* TASK DIRECTIONS *
Type out every line below exactly as it reads.

* RECORDS FOR THIS EXERCISE *
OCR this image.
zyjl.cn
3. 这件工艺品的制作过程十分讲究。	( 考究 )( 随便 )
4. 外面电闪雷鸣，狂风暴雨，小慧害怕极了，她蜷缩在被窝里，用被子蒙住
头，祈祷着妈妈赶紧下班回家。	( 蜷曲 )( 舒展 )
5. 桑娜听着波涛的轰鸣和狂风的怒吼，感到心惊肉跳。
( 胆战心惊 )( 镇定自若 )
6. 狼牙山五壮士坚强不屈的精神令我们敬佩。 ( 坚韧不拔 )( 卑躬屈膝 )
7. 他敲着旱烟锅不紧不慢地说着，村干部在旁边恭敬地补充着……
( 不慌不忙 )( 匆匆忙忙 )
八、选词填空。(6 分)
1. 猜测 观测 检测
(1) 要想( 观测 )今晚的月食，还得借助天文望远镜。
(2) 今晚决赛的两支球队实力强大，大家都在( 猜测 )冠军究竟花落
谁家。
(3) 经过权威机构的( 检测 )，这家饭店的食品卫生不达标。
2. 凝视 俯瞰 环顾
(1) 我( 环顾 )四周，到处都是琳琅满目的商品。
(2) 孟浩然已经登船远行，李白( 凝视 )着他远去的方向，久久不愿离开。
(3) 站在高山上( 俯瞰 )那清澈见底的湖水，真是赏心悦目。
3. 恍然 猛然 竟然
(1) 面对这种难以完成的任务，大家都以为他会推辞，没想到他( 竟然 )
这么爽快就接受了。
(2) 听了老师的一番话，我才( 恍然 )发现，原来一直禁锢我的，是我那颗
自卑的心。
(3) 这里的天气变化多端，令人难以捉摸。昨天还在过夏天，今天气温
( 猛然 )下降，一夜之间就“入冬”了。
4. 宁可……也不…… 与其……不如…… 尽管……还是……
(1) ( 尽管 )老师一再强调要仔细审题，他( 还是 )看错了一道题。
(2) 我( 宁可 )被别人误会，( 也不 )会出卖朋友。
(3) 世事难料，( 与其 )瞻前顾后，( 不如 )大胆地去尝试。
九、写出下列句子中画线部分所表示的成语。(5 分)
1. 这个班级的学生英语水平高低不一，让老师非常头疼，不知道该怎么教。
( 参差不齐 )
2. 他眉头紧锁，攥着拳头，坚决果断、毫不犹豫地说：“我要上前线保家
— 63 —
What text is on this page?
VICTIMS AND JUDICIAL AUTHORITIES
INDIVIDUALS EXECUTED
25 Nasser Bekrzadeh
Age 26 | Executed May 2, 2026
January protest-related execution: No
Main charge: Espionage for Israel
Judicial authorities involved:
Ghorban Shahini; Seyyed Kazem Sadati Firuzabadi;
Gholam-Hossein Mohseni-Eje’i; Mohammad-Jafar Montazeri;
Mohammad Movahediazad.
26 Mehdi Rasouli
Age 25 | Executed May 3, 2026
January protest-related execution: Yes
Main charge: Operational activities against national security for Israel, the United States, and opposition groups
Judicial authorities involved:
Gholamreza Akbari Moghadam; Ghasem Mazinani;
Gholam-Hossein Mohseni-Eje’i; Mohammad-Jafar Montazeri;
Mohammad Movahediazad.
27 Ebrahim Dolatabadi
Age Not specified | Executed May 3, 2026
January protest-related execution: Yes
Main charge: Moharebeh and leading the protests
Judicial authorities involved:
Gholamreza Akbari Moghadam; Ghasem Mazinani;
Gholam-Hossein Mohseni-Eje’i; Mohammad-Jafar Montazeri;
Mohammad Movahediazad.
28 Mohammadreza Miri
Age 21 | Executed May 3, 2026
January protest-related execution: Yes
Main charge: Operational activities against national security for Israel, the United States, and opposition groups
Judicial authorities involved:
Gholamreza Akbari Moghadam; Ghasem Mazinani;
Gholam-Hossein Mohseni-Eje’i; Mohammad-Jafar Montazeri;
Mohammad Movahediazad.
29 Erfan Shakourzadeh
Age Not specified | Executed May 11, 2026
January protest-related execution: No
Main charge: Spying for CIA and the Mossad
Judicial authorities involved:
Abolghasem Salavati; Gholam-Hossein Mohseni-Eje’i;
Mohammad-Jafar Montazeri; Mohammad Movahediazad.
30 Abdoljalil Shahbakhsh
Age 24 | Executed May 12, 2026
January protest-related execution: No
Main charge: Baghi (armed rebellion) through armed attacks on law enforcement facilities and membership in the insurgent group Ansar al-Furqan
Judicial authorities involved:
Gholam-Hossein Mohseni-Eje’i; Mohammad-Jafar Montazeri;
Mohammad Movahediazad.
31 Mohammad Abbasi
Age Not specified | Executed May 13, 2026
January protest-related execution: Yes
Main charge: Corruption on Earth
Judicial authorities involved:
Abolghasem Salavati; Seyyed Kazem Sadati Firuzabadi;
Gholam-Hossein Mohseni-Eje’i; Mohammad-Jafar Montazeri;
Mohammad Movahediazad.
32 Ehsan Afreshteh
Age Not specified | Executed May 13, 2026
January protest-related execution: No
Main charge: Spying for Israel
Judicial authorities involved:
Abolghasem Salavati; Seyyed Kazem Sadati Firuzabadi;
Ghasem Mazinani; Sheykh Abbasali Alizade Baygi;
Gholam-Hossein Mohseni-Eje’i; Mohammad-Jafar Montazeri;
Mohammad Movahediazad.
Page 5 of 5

* RIGHT ANSWER *
OCR this image.
zyjl.cn
3. 这件工艺品的制作过程十分讲究。	( 考究 )( 随便 )
4. 外面电闪雷鸣，狂风暴雨，小慧害怕极了，她蜷缩在被窝里，用被子蒙住
头，祈祷着妈妈赶紧下班回家。	( 蜷曲 )( 舒展 )
5. 桑娜听着波涛的轰鸣和狂风的怒吼，感到心惊肉跳。
( 胆战心惊 )( 镇定自若 )
6. 狼牙山五壮士坚强不屈的精神令我们敬佩。 ( 坚韧不拔 )( 卑躬屈膝 )
7. 他敲着旱烟锅不紧不慢地说着，村干部在旁边恭敬地补充着……
( 不慌不忙 )( 匆匆忙忙 )
八、选词填空。(6 分)
1. 猜测 观测 检测
(1) 要想( 观测 )今晚的月食，还得借助天文望远镜。
(2) 今晚决赛的两支球队实力强大，大家都在( 猜测 )冠军究竟花落
谁家。
(3) 经过权威机构的( 检测 )，这家饭店的食品卫生不达标。
2. 凝视 俯瞰 环顾
(1) 我( 环顾 )四周，到处都是琳琅满目的商品。
(2) 孟浩然已经登船远行，李白( 凝视 )着他远去的方向，久久不愿离开。
(3) 站在高山上( 俯瞰 )那清澈见底的湖水，真是赏心悦目。
3. 恍然 猛然 竟然
(1) 面对这种难以完成的任务，大家都以为他会推辞，没想到他( 竟然 )
这么爽快就接受了。
(2) 听了老师的一番话，我才( 恍然 )发现，原来一直禁锢我的，是我那颗
自卑的心。
(3) 这里的天气变化多端，令人难以捉摸。昨天还在过夏天，今天气温
( 猛然 )下降，一夜之间就“入冬”了。
4. 宁可……也不…… 与其……不如…… 尽管……还是……
(1) ( 尽管 )老师一再强调要仔细审题，他( 还是 )看错了一道题。
(2) 我( 宁可 )被别人误会，( 也不 )会出卖朋友。
(3) 世事难料，( 与其 )瞻前顾后，( 不如 )大胆地去尝试。
九、写出下列句子中画线部分所表示的成语。(5 分)
1. 这个班级的学生英语水平高低不一，让老师非常头疼，不知道该怎么教。
( 参差不齐 )
2. 他眉头紧锁，攥着拳头，坚决果断、毫不犹豫地说：“我要上前线保家
— 63 —
What text is on this page?
VICTIMS AND JUDICIAL AUTHORITIES
INDIVIDUALS EXECUTED
25 Nasser Bekrzadeh
Age 26 | Executed May 2, 2026
January protest-related execution: No
Main charge: Espionage for Israel
Judicial authorities involved:
Ghorban Shahini; Seyyed Kazem Sadati Firuzabadi;
Gholam-Hossein Mohseni-Eje’i; Mohammad-Jafar Montazeri;
Mohammad Movahediazad.
26 Mehdi Rasouli
Age 25 | Executed May 3, 2026
January protest-related execution: Yes
Main charge: Operational activities against national security for Israel, the United States, and opposition groups
Judicial authorities involved:
Gholamreza Akbari Moghadam; Ghasem Mazinani;
Gholam-Hossein Mohseni-Eje’i; Mohammad-Jafar Montazeri;
Mohammad Movahediazad.
27 Ebrahim Dolatabadi
Age Not specified | Executed May 3, 2026
January protest-related execution: Yes
Main charge: Moharebeh and leading the protests
Judicial authorities involved:
Gholamreza Akbari Moghadam; Ghasem Mazinani;
Gholam-Hossein Mohseni-Eje’i; Mohammad-Jafar Montazeri;
Mohammad Movahediazad.
28 Mohammadreza Miri
Age 21 | Executed May 3, 2026
January protest-related execution: Yes
Main charge: Operational activities against national security for Israel, the United States, and opposition groups
Judicial authorities involved:
Gholamreza Akbari Moghadam; Ghasem Mazinani;
Gholam-Hossein Mohseni-Eje’i; Mohammad-Jafar Montazeri;
Mohammad Movahediazad.
29 Erfan Shakourzadeh
Age Not specified | Executed May 11, 2026
January protest-related execution: No
Main charge: Spying for CIA and the Mossad
Judicial authorities involved:
Abolghasem Salavati; Gholam-Hossein Mohseni-Eje’i;
Mohammad-Jafar Montazeri; Mohammad Movahediazad.
30 Abdoljalil Shahbakhsh
Age 24 | Executed May 12, 2026
January protest-related execution: No
Main charge: Baghi (armed rebellion) through armed attacks on law enforcement facilities and membership in the insurgent group Ansar al-Furqan
Judicial authorities involved:
Gholam-Hossein Mohseni-Eje’i; Mohammad-Jafar Montazeri;
Mohammad Movahediazad.
31 Mohammad Abbasi
Age Not specified | Executed May 13, 2026
January protest-related execution: Yes
Main charge: Corruption on Earth
Judicial authorities involved:
Abolghasem Salavati; Seyyed Kazem Sadati Firuzabadi;
Gholam-Hossein Mohseni-Eje’i; Mohammad-Jafar Montazeri;
Mohammad Movahediazad.
32 Ehsan Afreshteh
Age Not specified | Executed May 13, 2026
January protest-related execution: No
Main charge: Spying for Israel
Judicial authorities involved:
Abolghasem Salavati; Seyyed Kazem Sadati Firuzabadi;
Ghasem Mazinani; Sheykh Abbasali Alizade Baygi;
Gholam-Hossein Mohseni-Eje’i; Mohammad-Jafar Montazeri;
Mohammad Movahediazad.
Page 5 of 5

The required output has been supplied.